* **Task statement**
Retype the whole listing below, character for character.

* **Input rows**
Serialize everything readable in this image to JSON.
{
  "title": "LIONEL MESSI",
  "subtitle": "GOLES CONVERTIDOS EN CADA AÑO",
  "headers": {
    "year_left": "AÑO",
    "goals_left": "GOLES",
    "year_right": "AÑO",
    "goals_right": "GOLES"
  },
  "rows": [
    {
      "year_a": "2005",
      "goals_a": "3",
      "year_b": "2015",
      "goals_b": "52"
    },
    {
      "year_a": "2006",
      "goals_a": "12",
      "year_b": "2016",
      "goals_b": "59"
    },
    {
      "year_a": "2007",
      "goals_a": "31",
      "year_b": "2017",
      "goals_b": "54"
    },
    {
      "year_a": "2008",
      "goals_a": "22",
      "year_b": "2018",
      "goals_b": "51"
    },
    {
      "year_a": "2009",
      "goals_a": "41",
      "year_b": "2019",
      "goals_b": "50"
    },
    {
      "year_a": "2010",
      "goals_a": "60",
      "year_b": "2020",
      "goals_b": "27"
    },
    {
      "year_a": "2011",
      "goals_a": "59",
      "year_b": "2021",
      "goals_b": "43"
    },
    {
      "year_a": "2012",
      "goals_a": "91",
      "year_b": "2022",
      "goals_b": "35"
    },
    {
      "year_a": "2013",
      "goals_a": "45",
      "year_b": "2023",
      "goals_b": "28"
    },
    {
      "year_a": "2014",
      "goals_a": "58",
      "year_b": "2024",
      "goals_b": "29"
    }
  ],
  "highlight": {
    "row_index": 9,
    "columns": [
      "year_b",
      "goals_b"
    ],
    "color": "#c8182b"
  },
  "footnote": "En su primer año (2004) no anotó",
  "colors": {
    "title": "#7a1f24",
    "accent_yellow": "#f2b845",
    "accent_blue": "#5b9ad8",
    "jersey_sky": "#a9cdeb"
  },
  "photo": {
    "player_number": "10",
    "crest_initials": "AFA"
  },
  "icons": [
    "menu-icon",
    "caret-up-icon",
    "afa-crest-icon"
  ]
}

* **Response to the task**
Serialize everything readable in this image to JSON.
{
  "title": "LIONEL MESSI",
  "subtitle": "GOLES CONVERTIDOS EN CADA AÑO",
  "headers": {
    "year_left": "AÑO",
    "goals_left": "GOLES",
    "year_right": "AÑO",
    "goals_right": "GOLES"
  },
  "rows": [
    {
      "year_a": "2005",
      "goals_a": "3",
      "year_b": "2015",
      "goals_b": "52"
    },
    {
      "year_a": "2006",
      "goals_a": "12",
      "year_b": "2016",
      "goals_b": "59"
    },
    {
      "year_a": "2007",
      "goals_a": "31",
      "year_b": "2017",
      "goals_b": "54"
    },
    {
      "year_a": "2008",
      "goals_a": "22",
      "year_b": "2018",
      "goals_b": "51"
    },
    {
      "year_a": "2009",
      "goals_a": "41",
      "year_b": "2019",
      "goals_b": "50"
    },
    {
      "year_a": "2010",
      "goals_a": "60",
      "year_b": "2020",
      "goals_b": "27"
    },
    {
      "year_a": "2011",
      "goals_a": "59",
      "year_b": "2021",
      "goals_b": "43"
    },
    {
      "year_a": "2012",
      "goals_a": "91",
      "year_b": "2022",
      "goals_b": "35"
    },
    {
      "year_a": "2013",
      "goals_a": "45",
      "year_b": "2023",
      "goals_b": "28"
    },
    {
      "year_a": "2014",
      "goals_a": "58",
      "year_b": "2024",
      "goals_b": "29"
    }
  ],
  "highlight": {
    "row_index": 9,
    "columns": [
      "year_b",
      "goals_b"
    ],
    "color": "#c8182b"
  },
  "footnote": "En su primer año (2004) no anotó",
  "colors": {
    "title": "#7a1f24",
    "accent_yellow": "#f2b845",
    "accent_blue": "#5b9ad8",
    "jersey_sky": "#a9cdeb"
  },
  "photo": {
    "player_number": "10",
    "crest_initials": "AFA"
  },
  "icons": [
    "menu-icon",
    "caret-up-icon",
    "afa-crest-icon"
  ]
}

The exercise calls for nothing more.